— start —

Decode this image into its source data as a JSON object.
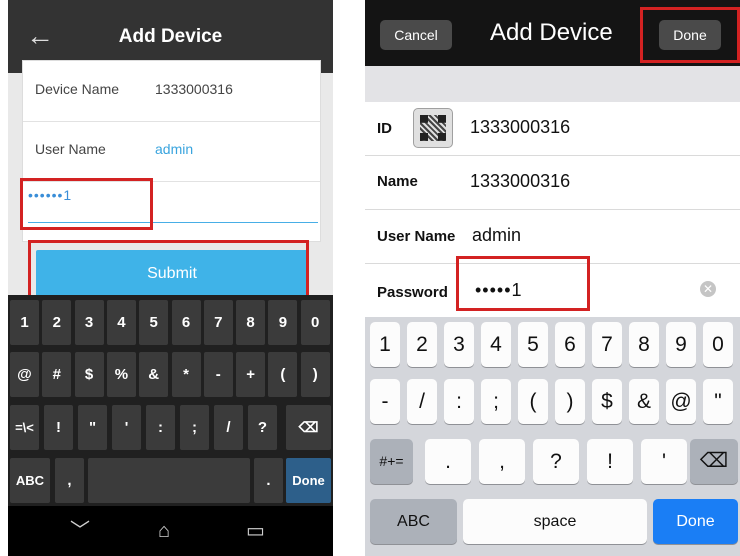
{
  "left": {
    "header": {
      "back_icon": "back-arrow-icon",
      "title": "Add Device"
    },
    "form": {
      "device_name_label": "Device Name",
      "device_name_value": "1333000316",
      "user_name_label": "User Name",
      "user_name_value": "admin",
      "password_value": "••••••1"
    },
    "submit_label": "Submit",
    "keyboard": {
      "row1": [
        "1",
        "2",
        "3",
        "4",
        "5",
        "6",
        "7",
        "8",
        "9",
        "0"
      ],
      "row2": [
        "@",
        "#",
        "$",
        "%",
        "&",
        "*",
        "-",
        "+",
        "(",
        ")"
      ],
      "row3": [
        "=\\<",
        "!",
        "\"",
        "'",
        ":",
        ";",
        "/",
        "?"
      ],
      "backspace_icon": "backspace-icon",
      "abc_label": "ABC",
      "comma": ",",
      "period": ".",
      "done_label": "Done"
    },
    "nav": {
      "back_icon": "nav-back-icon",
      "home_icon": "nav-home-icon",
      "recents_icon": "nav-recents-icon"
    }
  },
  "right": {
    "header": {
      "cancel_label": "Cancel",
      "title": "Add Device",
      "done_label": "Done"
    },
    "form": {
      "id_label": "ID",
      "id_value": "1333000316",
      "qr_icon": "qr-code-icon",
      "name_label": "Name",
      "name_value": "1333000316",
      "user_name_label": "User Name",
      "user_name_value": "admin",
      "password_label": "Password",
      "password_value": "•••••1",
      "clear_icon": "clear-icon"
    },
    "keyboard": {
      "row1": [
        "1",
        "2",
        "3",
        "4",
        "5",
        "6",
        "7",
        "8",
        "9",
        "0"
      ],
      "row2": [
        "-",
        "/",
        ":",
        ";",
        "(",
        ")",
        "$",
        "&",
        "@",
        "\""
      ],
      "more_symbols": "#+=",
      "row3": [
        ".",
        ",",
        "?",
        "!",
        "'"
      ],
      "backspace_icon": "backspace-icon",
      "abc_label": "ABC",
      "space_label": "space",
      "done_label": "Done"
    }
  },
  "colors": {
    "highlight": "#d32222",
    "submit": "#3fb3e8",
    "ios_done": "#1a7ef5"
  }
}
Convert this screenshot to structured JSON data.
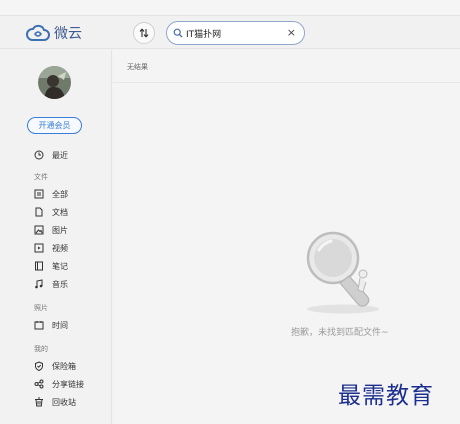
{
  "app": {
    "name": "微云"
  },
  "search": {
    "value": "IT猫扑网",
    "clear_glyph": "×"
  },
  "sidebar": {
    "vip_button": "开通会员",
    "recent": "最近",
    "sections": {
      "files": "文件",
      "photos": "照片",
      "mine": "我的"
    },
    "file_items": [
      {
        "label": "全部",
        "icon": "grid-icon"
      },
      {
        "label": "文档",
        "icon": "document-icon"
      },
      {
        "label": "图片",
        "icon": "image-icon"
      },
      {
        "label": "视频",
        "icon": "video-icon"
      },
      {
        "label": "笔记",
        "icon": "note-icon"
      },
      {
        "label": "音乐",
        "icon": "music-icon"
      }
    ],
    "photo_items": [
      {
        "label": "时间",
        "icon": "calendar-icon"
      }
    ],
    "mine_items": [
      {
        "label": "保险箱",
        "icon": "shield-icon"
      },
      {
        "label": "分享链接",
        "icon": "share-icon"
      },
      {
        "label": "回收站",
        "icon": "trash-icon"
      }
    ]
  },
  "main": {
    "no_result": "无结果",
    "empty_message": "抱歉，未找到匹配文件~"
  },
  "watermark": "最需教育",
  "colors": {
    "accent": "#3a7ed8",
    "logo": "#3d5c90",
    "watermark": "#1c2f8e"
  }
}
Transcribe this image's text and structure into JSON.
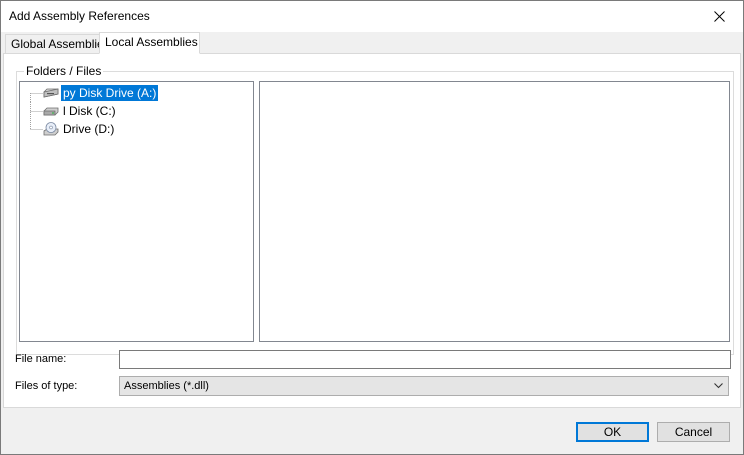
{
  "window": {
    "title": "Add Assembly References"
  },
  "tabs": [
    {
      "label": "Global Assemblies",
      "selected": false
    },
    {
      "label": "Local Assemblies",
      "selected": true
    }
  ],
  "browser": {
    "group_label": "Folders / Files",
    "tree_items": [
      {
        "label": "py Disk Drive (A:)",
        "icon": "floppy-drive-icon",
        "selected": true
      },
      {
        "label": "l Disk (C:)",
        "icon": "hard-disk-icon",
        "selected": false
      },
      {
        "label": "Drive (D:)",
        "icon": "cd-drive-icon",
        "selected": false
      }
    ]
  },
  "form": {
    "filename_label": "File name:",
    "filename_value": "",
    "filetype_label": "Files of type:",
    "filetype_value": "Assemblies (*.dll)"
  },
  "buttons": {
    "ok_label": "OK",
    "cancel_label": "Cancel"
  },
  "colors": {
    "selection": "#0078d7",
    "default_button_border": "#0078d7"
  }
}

— end —

Transcribe the material exactly, and leave out whatever pictures it holds.

> **The reply**:
Decode this image into its source data as a JSON object.
{
  "left": {
    "header": {
      "back_icon": "back-arrow-icon",
      "title": "Add Device"
    },
    "form": {
      "device_name_label": "Device Name",
      "device_name_value": "1333000316",
      "user_name_label": "User Name",
      "user_name_value": "admin",
      "password_value": "••••••1"
    },
    "submit_label": "Submit",
    "keyboard": {
      "row1": [
        "1",
        "2",
        "3",
        "4",
        "5",
        "6",
        "7",
        "8",
        "9",
        "0"
      ],
      "row2": [
        "@",
        "#",
        "$",
        "%",
        "&",
        "*",
        "-",
        "+",
        "(",
        ")"
      ],
      "row3": [
        "=\\<",
        "!",
        "\"",
        "'",
        ":",
        ";",
        "/",
        "?"
      ],
      "backspace_icon": "backspace-icon",
      "abc_label": "ABC",
      "comma": ",",
      "period": ".",
      "done_label": "Done"
    },
    "nav": {
      "back_icon": "nav-back-icon",
      "home_icon": "nav-home-icon",
      "recents_icon": "nav-recents-icon"
    }
  },
  "right": {
    "header": {
      "cancel_label": "Cancel",
      "title": "Add Device",
      "done_label": "Done"
    },
    "form": {
      "id_label": "ID",
      "id_value": "1333000316",
      "qr_icon": "qr-code-icon",
      "name_label": "Name",
      "name_value": "1333000316",
      "user_name_label": "User Name",
      "user_name_value": "admin",
      "password_label": "Password",
      "password_value": "•••••1",
      "clear_icon": "clear-icon"
    },
    "keyboard": {
      "row1": [
        "1",
        "2",
        "3",
        "4",
        "5",
        "6",
        "7",
        "8",
        "9",
        "0"
      ],
      "row2": [
        "-",
        "/",
        ":",
        ";",
        "(",
        ")",
        "$",
        "&",
        "@",
        "\""
      ],
      "more_symbols": "#+=",
      "row3": [
        ".",
        ",",
        "?",
        "!",
        "'"
      ],
      "backspace_icon": "backspace-icon",
      "abc_label": "ABC",
      "space_label": "space",
      "done_label": "Done"
    }
  },
  "colors": {
    "highlight": "#d32222",
    "submit": "#3fb3e8",
    "ios_done": "#1a7ef5"
  }
}
Convert this screenshot to structured JSON data.
{
  "app": {
    "name": "微云"
  },
  "search": {
    "value": "IT猫扑网",
    "clear_glyph": "×"
  },
  "sidebar": {
    "vip_button": "开通会员",
    "recent": "最近",
    "sections": {
      "files": "文件",
      "photos": "照片",
      "mine": "我的"
    },
    "file_items": [
      {
        "label": "全部",
        "icon": "grid-icon"
      },
      {
        "label": "文档",
        "icon": "document-icon"
      },
      {
        "label": "图片",
        "icon": "image-icon"
      },
      {
        "label": "视频",
        "icon": "video-icon"
      },
      {
        "label": "笔记",
        "icon": "note-icon"
      },
      {
        "label": "音乐",
        "icon": "music-icon"
      }
    ],
    "photo_items": [
      {
        "label": "时间",
        "icon": "calendar-icon"
      }
    ],
    "mine_items": [
      {
        "label": "保险箱",
        "icon": "shield-icon"
      },
      {
        "label": "分享链接",
        "icon": "share-icon"
      },
      {
        "label": "回收站",
        "icon": "trash-icon"
      }
    ]
  },
  "main": {
    "no_result": "无结果",
    "empty_message": "抱歉，未找到匹配文件~"
  },
  "watermark": "最需教育",
  "colors": {
    "accent": "#3a7ed8",
    "logo": "#3d5c90",
    "watermark": "#1c2f8e"
  }
}
Transcribe this image's text and structure into JSON.
{
  "window": {
    "title": "Add Assembly References"
  },
  "tabs": [
    {
      "label": "Global Assemblies",
      "selected": false
    },
    {
      "label": "Local Assemblies",
      "selected": true
    }
  ],
  "browser": {
    "group_label": "Folders / Files",
    "tree_items": [
      {
        "label": "py Disk Drive (A:)",
        "icon": "floppy-drive-icon",
        "selected": true
      },
      {
        "label": "l Disk (C:)",
        "icon": "hard-disk-icon",
        "selected": false
      },
      {
        "label": "Drive (D:)",
        "icon": "cd-drive-icon",
        "selected": false
      }
    ]
  },
  "form": {
    "filename_label": "File name:",
    "filename_value": "",
    "filetype_label": "Files of type:",
    "filetype_value": "Assemblies (*.dll)"
  },
  "buttons": {
    "ok_label": "OK",
    "cancel_label": "Cancel"
  },
  "colors": {
    "selection": "#0078d7",
    "default_button_border": "#0078d7"
  }
}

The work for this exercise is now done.